> **PROBLEM TO SOLVE**
Count the lines in the data below where the string "объекты" occurs, please, and give the number alone.

> **ITEMS**
----------

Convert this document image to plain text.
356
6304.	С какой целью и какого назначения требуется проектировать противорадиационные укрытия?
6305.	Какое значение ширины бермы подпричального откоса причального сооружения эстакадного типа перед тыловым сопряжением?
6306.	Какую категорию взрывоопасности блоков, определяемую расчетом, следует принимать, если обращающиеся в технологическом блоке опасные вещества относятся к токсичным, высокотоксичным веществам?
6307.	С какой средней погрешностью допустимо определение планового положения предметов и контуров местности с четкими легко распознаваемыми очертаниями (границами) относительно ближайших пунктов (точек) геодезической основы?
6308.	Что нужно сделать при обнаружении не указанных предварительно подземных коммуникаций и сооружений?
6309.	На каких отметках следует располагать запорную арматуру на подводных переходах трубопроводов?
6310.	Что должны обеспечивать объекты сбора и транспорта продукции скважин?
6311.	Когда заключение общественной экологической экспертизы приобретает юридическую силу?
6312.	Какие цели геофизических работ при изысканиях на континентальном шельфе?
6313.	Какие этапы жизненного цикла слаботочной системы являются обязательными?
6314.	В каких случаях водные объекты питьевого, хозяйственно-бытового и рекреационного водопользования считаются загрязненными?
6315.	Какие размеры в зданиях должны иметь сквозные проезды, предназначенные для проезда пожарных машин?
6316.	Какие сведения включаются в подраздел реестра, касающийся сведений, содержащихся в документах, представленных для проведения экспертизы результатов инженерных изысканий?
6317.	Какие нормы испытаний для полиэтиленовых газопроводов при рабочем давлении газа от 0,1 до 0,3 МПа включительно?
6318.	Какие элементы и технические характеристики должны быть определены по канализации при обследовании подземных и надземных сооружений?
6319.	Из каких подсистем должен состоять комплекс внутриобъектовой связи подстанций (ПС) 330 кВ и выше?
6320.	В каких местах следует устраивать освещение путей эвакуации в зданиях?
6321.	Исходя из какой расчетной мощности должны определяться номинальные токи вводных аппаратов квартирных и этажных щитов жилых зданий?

----------

> **RESPONSE TO THE TASK**
2